## TASK OBJECTIVE
Omit the pictures and output every entry below exactly as written.

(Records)
▬▬▬▬▬▬▬▬▬▬

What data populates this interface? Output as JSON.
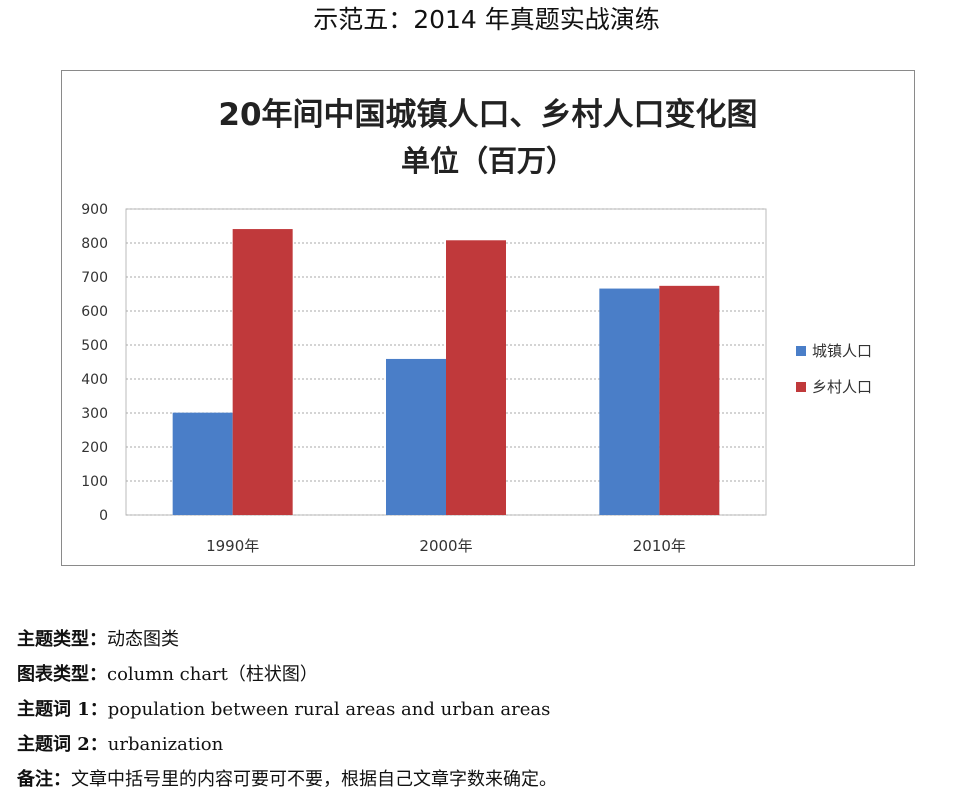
{
  "page_heading": "示范五：2014 年真题实战演练",
  "chart_data": {
    "type": "bar",
    "title": "20年间中国城镇人口、乡村人口变化图",
    "subtitle": "单位（百万）",
    "categories": [
      "1990年",
      "2000年",
      "2010年"
    ],
    "series": [
      {
        "name": "城镇人口",
        "color": "#4a7ec8",
        "values": [
          301,
          459,
          666
        ]
      },
      {
        "name": "乡村人口",
        "color": "#c0393b",
        "values": [
          841,
          808,
          674
        ]
      }
    ],
    "yticks": [
      "0",
      "100",
      "200",
      "300",
      "400",
      "500",
      "600",
      "700",
      "800",
      "900"
    ],
    "ylim": [
      0,
      900
    ],
    "grid": true,
    "legend": "right"
  },
  "notes": [
    {
      "key": "主题类型：",
      "value": "动态图类"
    },
    {
      "key": "图表类型：",
      "value": "column chart（柱状图）"
    },
    {
      "key": "主题词 1：",
      "value": "population between rural areas and urban areas"
    },
    {
      "key": "主题词 2：",
      "value": "urbanization"
    },
    {
      "key": "备注：",
      "value": "文章中括号里的内容可要可不要，根据自己文章字数来确定。"
    }
  ]
}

▬▬▬▬▬▬▬▬▬▬

## EXERCISE OUTPUT
What data populates this interface? Output as JSON.
{
  "page_heading": "示范五：2014 年真题实战演练",
  "chart_data": {
    "type": "bar",
    "title": "20年间中国城镇人口、乡村人口变化图",
    "subtitle": "单位（百万）",
    "categories": [
      "1990年",
      "2000年",
      "2010年"
    ],
    "series": [
      {
        "name": "城镇人口",
        "color": "#4a7ec8",
        "values": [
          301,
          459,
          666
        ]
      },
      {
        "name": "乡村人口",
        "color": "#c0393b",
        "values": [
          841,
          808,
          674
        ]
      }
    ],
    "yticks": [
      "0",
      "100",
      "200",
      "300",
      "400",
      "500",
      "600",
      "700",
      "800",
      "900"
    ],
    "ylim": [
      0,
      900
    ],
    "grid": true,
    "legend": "right"
  },
  "notes": [
    {
      "key": "主题类型：",
      "value": "动态图类"
    },
    {
      "key": "图表类型：",
      "value": "column chart（柱状图）"
    },
    {
      "key": "主题词 1：",
      "value": "population between rural areas and urban areas"
    },
    {
      "key": "主题词 2：",
      "value": "urbanization"
    },
    {
      "key": "备注：",
      "value": "文章中括号里的内容可要可不要，根据自己文章字数来确定。"
    }
  ]
}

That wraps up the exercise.